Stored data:
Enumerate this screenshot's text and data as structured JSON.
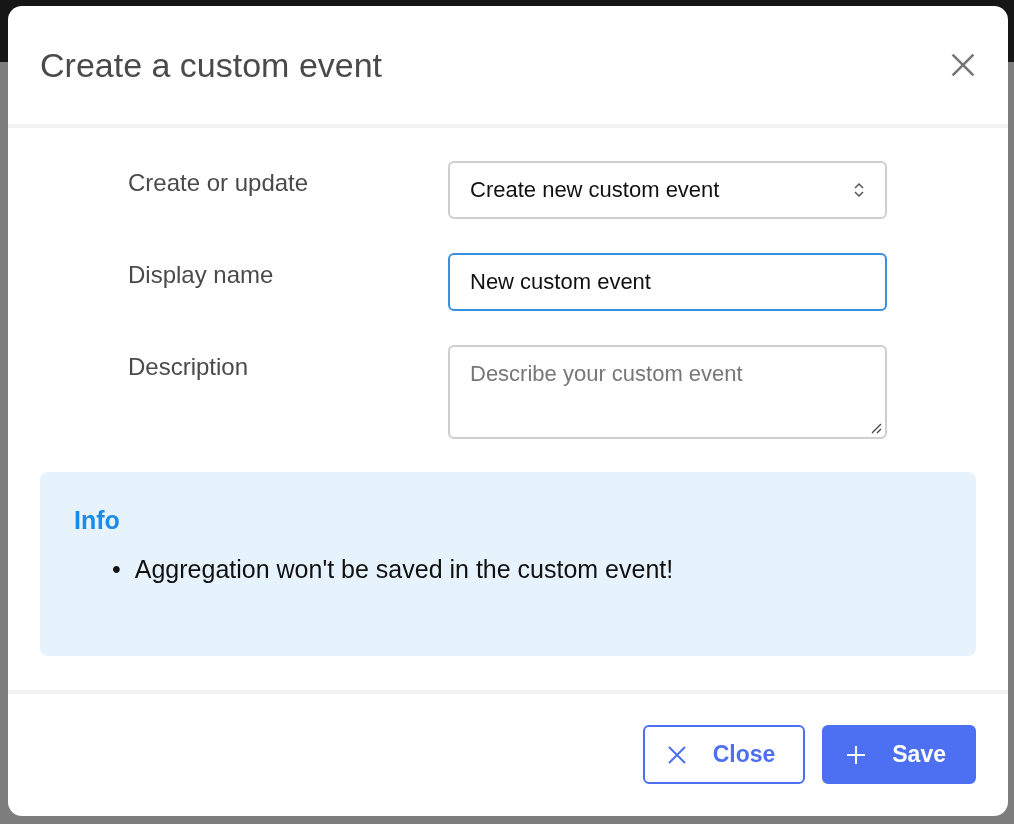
{
  "dialog": {
    "title": "Create a custom event",
    "fields": [
      {
        "kind": "select",
        "label": "Create or update",
        "value": "Create new custom event",
        "focused": false
      },
      {
        "kind": "input",
        "label": "Display name",
        "value": "New custom event",
        "focused": true
      },
      {
        "kind": "textarea",
        "label": "Description",
        "placeholder": "Describe your custom event",
        "focused": false
      }
    ],
    "info": {
      "title": "Info",
      "items": [
        {
          "bullet": "•",
          "text": "Aggregation won't be saved in the custom event!"
        }
      ]
    },
    "buttons": [
      {
        "kind": "secondary",
        "label": "Close"
      },
      {
        "kind": "primary",
        "label": "Save"
      }
    ]
  }
}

STATED PROBLEM: Repeat every record above exactly, but leave out any pictures.

RESPONSE TO THE TASK:
Enumerate this screenshot's text and data as structured JSON.
{
  "dialog": {
    "title": "Create a custom event",
    "fields": [
      {
        "kind": "select",
        "label": "Create or update",
        "value": "Create new custom event",
        "focused": false
      },
      {
        "kind": "input",
        "label": "Display name",
        "value": "New custom event",
        "focused": true
      },
      {
        "kind": "textarea",
        "label": "Description",
        "placeholder": "Describe your custom event",
        "focused": false
      }
    ],
    "info": {
      "title": "Info",
      "items": [
        {
          "bullet": "•",
          "text": "Aggregation won't be saved in the custom event!"
        }
      ]
    },
    "buttons": [
      {
        "kind": "secondary",
        "label": "Close"
      },
      {
        "kind": "primary",
        "label": "Save"
      }
    ]
  }
}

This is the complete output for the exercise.